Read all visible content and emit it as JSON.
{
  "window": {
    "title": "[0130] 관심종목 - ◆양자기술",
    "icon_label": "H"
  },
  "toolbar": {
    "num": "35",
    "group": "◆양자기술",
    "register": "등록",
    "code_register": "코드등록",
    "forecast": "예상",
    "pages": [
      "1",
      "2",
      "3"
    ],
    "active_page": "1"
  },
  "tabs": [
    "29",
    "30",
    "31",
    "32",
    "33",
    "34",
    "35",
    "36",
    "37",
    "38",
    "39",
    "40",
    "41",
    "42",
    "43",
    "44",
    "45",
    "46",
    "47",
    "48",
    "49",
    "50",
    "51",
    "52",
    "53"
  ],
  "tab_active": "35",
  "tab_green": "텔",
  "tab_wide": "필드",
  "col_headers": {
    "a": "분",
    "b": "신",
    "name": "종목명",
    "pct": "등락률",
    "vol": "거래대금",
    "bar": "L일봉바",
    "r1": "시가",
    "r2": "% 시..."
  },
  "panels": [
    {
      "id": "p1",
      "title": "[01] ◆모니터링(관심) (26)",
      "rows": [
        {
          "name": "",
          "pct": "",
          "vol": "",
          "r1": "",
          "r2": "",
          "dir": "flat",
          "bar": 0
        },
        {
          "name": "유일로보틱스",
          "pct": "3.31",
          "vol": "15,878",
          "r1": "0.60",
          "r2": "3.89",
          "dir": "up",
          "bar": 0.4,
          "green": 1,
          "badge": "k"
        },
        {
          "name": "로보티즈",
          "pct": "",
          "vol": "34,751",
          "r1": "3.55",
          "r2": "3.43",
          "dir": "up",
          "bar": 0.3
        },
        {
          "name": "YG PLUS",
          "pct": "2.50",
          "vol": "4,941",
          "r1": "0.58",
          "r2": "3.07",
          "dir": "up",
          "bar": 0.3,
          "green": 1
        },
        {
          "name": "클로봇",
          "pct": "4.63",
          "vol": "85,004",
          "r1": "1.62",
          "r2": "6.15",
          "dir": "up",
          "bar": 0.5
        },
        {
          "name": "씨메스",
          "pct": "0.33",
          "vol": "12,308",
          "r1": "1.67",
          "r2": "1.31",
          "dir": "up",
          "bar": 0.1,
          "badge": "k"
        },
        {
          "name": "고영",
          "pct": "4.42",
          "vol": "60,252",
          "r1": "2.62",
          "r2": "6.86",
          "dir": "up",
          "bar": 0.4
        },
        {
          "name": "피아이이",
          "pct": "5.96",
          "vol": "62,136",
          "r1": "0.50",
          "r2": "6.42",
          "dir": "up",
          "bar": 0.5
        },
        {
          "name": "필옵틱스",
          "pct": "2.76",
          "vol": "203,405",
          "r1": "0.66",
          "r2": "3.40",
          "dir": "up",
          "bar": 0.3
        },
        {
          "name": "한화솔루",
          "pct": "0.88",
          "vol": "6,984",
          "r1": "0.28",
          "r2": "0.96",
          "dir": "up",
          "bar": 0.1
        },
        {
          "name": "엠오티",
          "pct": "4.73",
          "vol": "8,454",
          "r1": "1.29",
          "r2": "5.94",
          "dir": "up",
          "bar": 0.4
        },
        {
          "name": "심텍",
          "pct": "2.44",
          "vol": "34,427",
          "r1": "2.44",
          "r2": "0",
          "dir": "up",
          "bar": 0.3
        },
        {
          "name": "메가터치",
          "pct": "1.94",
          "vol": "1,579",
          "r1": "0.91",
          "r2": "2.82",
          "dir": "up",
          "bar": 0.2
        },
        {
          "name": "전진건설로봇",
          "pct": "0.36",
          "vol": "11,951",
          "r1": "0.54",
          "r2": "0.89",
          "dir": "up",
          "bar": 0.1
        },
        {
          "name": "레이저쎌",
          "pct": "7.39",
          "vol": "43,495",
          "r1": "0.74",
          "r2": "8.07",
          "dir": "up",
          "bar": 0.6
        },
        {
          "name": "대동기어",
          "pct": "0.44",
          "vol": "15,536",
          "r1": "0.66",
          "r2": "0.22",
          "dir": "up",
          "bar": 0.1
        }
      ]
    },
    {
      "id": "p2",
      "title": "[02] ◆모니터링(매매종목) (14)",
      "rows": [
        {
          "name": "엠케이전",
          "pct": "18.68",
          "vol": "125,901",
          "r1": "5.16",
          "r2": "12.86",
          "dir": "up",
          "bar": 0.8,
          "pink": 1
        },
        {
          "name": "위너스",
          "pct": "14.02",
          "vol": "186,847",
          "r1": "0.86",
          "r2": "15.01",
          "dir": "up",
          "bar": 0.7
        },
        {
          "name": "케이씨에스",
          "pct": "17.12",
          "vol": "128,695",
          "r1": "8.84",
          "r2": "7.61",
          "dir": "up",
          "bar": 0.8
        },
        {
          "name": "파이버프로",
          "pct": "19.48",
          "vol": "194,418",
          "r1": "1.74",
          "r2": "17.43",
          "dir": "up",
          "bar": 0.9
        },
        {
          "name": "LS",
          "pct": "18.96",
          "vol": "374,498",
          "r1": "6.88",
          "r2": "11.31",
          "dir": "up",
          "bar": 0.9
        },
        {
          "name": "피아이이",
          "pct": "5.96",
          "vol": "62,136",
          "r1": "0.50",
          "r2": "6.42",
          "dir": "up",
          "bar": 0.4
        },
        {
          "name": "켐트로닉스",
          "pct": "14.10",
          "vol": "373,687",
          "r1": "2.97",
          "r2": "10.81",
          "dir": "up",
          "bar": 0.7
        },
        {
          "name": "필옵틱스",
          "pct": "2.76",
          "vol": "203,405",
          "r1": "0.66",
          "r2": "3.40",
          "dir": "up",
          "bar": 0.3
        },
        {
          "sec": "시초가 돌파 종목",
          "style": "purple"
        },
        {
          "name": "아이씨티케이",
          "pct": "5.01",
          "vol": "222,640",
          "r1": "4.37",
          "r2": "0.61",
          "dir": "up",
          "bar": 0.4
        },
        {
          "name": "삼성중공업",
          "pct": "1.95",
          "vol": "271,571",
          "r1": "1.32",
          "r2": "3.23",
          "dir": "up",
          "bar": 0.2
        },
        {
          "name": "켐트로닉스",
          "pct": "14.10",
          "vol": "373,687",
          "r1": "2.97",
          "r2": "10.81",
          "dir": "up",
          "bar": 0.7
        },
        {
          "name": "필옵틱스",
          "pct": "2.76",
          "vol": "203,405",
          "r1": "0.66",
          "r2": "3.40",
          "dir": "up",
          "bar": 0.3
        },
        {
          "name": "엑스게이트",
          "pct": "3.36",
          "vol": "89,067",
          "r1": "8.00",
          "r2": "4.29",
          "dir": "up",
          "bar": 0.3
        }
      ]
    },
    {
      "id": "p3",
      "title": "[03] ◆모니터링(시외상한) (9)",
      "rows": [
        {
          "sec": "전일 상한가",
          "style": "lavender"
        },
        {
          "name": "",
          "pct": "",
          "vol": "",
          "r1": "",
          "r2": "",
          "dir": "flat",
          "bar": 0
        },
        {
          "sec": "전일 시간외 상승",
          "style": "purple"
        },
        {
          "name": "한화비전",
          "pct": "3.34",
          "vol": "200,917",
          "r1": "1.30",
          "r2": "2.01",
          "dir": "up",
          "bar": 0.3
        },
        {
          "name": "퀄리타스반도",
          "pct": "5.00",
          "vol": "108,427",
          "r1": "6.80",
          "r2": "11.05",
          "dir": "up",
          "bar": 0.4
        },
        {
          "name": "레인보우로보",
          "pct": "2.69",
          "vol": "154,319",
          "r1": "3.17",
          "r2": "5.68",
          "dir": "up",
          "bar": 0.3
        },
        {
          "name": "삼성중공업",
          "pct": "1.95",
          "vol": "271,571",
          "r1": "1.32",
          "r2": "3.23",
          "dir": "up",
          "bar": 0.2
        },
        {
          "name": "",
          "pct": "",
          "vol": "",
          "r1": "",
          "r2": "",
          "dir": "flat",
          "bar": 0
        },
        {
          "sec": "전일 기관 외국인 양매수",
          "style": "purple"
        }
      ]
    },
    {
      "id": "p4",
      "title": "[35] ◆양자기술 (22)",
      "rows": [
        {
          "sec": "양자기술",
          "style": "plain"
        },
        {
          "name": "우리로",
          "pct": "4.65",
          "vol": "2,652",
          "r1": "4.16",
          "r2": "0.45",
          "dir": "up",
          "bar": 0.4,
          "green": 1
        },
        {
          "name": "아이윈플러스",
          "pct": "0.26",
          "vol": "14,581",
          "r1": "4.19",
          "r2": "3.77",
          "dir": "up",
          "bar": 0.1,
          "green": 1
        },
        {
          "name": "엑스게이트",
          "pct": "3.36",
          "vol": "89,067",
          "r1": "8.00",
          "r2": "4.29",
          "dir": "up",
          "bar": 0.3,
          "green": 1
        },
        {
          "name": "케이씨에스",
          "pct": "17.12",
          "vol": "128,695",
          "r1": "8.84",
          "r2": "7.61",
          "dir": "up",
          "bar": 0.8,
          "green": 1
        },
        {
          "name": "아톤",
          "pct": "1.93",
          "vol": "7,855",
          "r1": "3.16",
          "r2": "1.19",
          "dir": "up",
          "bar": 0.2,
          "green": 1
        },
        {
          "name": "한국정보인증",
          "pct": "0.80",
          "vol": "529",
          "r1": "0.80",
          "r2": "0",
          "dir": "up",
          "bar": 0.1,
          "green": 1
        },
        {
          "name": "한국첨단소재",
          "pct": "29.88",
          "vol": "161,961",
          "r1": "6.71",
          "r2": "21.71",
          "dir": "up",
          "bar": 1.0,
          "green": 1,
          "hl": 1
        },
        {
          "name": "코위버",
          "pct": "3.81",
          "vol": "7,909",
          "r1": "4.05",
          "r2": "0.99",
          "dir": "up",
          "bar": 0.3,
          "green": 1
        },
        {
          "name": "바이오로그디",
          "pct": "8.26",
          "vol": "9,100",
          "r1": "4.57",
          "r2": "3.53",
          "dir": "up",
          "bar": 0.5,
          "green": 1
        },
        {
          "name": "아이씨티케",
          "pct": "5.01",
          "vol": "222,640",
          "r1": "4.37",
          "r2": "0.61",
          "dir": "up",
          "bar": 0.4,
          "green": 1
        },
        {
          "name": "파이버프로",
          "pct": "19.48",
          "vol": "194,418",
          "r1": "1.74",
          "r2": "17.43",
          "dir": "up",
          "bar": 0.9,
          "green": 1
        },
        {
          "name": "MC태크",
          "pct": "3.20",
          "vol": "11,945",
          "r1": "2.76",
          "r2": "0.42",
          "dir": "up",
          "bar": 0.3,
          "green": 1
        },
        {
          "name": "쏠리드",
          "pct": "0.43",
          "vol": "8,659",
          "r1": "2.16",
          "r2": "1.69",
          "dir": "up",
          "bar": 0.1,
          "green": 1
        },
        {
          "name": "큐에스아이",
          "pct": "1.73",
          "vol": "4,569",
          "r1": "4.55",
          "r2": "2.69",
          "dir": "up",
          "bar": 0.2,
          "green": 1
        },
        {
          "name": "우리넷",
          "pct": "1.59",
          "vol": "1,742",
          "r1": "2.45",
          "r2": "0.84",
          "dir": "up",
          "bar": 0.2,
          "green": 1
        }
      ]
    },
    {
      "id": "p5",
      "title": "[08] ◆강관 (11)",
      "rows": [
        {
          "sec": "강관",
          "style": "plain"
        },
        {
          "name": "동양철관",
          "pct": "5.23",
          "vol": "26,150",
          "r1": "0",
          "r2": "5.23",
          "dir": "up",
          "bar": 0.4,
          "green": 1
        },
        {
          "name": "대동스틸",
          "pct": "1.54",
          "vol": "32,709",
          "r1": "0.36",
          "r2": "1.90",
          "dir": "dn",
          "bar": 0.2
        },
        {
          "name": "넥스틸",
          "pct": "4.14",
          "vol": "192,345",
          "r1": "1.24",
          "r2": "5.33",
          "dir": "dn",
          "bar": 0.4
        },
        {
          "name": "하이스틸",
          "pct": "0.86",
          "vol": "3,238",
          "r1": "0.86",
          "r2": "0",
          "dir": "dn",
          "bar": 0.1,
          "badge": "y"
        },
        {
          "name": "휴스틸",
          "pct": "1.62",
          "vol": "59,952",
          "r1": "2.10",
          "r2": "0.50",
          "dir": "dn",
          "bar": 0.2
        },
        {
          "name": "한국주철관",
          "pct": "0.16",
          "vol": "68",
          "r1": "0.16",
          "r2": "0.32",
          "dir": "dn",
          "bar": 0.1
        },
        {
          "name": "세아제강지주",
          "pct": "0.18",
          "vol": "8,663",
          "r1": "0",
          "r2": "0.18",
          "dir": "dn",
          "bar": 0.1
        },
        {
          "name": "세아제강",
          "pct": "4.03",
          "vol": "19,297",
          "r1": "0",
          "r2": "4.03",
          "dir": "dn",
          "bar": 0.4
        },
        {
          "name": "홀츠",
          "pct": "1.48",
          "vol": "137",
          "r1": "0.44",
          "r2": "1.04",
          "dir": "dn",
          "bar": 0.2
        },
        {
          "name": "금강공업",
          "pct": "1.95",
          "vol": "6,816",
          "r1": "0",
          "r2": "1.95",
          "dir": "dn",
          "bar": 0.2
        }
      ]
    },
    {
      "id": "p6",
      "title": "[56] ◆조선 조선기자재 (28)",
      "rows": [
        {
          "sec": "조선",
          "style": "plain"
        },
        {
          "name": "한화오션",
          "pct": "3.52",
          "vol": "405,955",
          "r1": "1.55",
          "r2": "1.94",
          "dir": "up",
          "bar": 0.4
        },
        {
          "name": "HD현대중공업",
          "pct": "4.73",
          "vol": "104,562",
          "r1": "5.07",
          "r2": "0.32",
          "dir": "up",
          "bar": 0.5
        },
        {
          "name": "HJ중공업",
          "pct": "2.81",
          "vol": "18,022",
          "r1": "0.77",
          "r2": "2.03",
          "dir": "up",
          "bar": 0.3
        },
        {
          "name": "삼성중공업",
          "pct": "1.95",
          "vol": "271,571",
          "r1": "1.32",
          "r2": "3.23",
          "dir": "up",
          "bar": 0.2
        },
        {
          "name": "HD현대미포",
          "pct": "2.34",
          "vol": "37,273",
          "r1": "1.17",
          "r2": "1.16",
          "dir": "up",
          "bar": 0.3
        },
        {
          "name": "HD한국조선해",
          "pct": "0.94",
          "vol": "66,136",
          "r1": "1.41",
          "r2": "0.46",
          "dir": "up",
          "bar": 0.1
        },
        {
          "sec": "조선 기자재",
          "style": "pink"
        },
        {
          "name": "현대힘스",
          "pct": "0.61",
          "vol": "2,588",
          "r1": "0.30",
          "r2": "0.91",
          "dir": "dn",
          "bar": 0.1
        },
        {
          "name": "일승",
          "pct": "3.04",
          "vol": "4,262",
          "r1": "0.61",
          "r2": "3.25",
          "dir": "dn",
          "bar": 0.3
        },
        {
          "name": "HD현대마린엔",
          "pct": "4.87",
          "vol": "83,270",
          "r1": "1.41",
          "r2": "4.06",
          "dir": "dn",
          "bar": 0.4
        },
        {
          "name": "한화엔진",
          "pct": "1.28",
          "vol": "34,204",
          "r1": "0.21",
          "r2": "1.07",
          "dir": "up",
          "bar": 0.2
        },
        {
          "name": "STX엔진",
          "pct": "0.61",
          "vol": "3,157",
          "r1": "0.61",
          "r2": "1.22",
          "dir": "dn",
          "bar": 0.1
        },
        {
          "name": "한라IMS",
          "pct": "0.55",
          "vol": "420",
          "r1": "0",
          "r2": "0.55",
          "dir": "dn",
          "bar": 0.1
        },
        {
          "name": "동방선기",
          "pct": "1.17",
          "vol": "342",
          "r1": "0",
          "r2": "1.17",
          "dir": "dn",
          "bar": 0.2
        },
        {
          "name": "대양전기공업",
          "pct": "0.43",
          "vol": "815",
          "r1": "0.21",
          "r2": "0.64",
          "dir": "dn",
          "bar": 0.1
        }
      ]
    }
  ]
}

-.-.-

→ JOB
Pick out, from the lines above, every one that contains the string "양자기술".

→ REPLY TO THE TASK
    "title": "[0130] 관심종목 - ◆양자기술",
    "group": "◆양자기술",
      "title": "[35] ◆양자기술 (22)",
          "sec": "양자기술",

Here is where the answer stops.